-- start of DATA SECTION --

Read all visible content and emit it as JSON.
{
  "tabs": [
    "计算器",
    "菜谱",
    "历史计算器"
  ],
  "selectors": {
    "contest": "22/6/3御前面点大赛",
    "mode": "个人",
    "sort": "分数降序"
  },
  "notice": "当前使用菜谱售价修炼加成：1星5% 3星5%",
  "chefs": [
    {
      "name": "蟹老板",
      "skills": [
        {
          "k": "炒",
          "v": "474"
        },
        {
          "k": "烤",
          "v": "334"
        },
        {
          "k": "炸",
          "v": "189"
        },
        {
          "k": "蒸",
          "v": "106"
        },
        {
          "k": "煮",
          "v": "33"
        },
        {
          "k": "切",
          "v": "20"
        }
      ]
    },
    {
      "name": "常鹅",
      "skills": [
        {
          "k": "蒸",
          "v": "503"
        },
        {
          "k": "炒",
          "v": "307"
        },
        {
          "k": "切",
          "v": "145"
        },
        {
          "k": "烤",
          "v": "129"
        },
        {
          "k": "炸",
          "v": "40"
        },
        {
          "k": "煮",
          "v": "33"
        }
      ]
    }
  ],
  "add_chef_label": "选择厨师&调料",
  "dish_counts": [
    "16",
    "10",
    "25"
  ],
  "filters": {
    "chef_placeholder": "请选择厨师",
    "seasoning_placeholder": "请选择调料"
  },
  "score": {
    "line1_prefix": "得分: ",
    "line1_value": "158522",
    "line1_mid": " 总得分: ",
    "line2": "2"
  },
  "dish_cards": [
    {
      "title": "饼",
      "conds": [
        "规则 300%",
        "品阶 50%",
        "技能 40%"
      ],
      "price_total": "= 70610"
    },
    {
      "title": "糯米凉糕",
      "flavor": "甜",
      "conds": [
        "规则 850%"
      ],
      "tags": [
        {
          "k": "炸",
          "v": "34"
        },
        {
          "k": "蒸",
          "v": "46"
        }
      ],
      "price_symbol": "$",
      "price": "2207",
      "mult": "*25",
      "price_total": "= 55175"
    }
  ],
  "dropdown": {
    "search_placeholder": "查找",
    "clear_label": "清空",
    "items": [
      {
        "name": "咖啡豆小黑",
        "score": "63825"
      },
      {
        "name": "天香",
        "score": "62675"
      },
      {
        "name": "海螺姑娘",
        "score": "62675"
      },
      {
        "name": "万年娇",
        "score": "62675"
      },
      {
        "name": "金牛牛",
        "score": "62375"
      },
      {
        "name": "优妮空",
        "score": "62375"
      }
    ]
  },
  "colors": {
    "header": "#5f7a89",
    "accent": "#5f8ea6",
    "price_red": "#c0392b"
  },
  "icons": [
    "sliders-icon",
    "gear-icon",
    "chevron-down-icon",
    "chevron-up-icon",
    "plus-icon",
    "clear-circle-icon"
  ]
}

-- end of DATA SECTION --

**REQUIRED TASK:**
Write the entire listing out again, word for word.

**TASK OUTPUT:**
Read all visible content and emit it as JSON.
{
  "tabs": [
    "计算器",
    "菜谱",
    "历史计算器"
  ],
  "selectors": {
    "contest": "22/6/3御前面点大赛",
    "mode": "个人",
    "sort": "分数降序"
  },
  "notice": "当前使用菜谱售价修炼加成：1星5% 3星5%",
  "chefs": [
    {
      "name": "蟹老板",
      "skills": [
        {
          "k": "炒",
          "v": "474"
        },
        {
          "k": "烤",
          "v": "334"
        },
        {
          "k": "炸",
          "v": "189"
        },
        {
          "k": "蒸",
          "v": "106"
        },
        {
          "k": "煮",
          "v": "33"
        },
        {
          "k": "切",
          "v": "20"
        }
      ]
    },
    {
      "name": "常鹅",
      "skills": [
        {
          "k": "蒸",
          "v": "503"
        },
        {
          "k": "炒",
          "v": "307"
        },
        {
          "k": "切",
          "v": "145"
        },
        {
          "k": "烤",
          "v": "129"
        },
        {
          "k": "炸",
          "v": "40"
        },
        {
          "k": "煮",
          "v": "33"
        }
      ]
    }
  ],
  "add_chef_label": "选择厨师&调料",
  "dish_counts": [
    "16",
    "10",
    "25"
  ],
  "filters": {
    "chef_placeholder": "请选择厨师",
    "seasoning_placeholder": "请选择调料"
  },
  "score": {
    "line1_prefix": "得分: ",
    "line1_value": "158522",
    "line1_mid": " 总得分: ",
    "line2": "2"
  },
  "dish_cards": [
    {
      "title": "饼",
      "conds": [
        "规则 300%",
        "品阶 50%",
        "技能 40%"
      ],
      "price_total": "= 70610"
    },
    {
      "title": "糯米凉糕",
      "flavor": "甜",
      "conds": [
        "规则 850%"
      ],
      "tags": [
        {
          "k": "炸",
          "v": "34"
        },
        {
          "k": "蒸",
          "v": "46"
        }
      ],
      "price_symbol": "$",
      "price": "2207",
      "mult": "*25",
      "price_total": "= 55175"
    }
  ],
  "dropdown": {
    "search_placeholder": "查找",
    "clear_label": "清空",
    "items": [
      {
        "name": "咖啡豆小黑",
        "score": "63825"
      },
      {
        "name": "天香",
        "score": "62675"
      },
      {
        "name": "海螺姑娘",
        "score": "62675"
      },
      {
        "name": "万年娇",
        "score": "62675"
      },
      {
        "name": "金牛牛",
        "score": "62375"
      },
      {
        "name": "优妮空",
        "score": "62375"
      }
    ]
  },
  "colors": {
    "header": "#5f7a89",
    "accent": "#5f8ea6",
    "price_red": "#c0392b"
  },
  "icons": [
    "sliders-icon",
    "gear-icon",
    "chevron-down-icon",
    "chevron-up-icon",
    "plus-icon",
    "clear-circle-icon"
  ]
}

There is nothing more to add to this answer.